**EXERCISE**
Reproduce all the entries exactly and keep the pictures out.

________________________

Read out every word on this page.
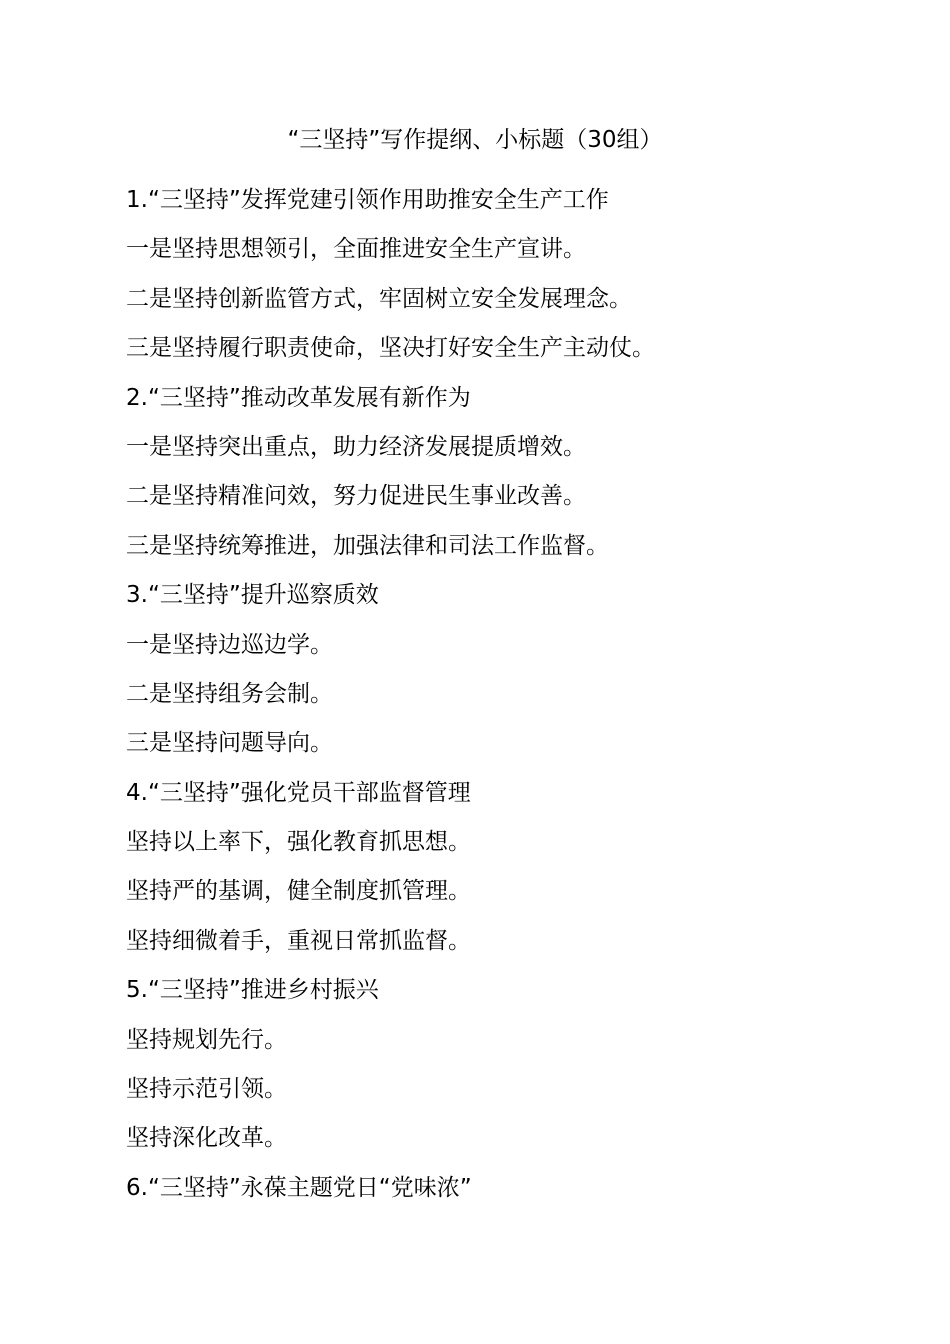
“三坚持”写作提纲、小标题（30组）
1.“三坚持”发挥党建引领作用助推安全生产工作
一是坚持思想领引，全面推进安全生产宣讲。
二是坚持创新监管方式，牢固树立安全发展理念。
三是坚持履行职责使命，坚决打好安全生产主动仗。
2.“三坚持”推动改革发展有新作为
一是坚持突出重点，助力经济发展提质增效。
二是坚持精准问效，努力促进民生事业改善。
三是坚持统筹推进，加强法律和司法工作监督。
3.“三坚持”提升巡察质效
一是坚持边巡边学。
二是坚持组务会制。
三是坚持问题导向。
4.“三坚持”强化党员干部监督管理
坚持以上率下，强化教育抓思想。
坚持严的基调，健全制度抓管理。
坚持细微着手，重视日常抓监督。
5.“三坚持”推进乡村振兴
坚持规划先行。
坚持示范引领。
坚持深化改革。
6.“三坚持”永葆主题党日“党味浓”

________________________

**EXERCISE ANSWER**
Read out every word on this page.
“三坚持”写作提纲、小标题（30组）
1.“三坚持”发挥党建引领作用助推安全生产工作
一是坚持思想领引，全面推进安全生产宣讲。
二是坚持创新监管方式，牢固树立安全发展理念。
三是坚持履行职责使命，坚决打好安全生产主动仗。
2.“三坚持”推动改革发展有新作为
一是坚持突出重点，助力经济发展提质增效。
二是坚持精准问效，努力促进民生事业改善。
三是坚持统筹推进，加强法律和司法工作监督。
3.“三坚持”提升巡察质效
一是坚持边巡边学。
二是坚持组务会制。
三是坚持问题导向。
4.“三坚持”强化党员干部监督管理
坚持以上率下，强化教育抓思想。
坚持严的基调，健全制度抓管理。
坚持细微着手，重视日常抓监督。
5.“三坚持”推进乡村振兴
坚持规划先行。
坚持示范引领。
坚持深化改革。
6.“三坚持”永葆主题党日“党味浓”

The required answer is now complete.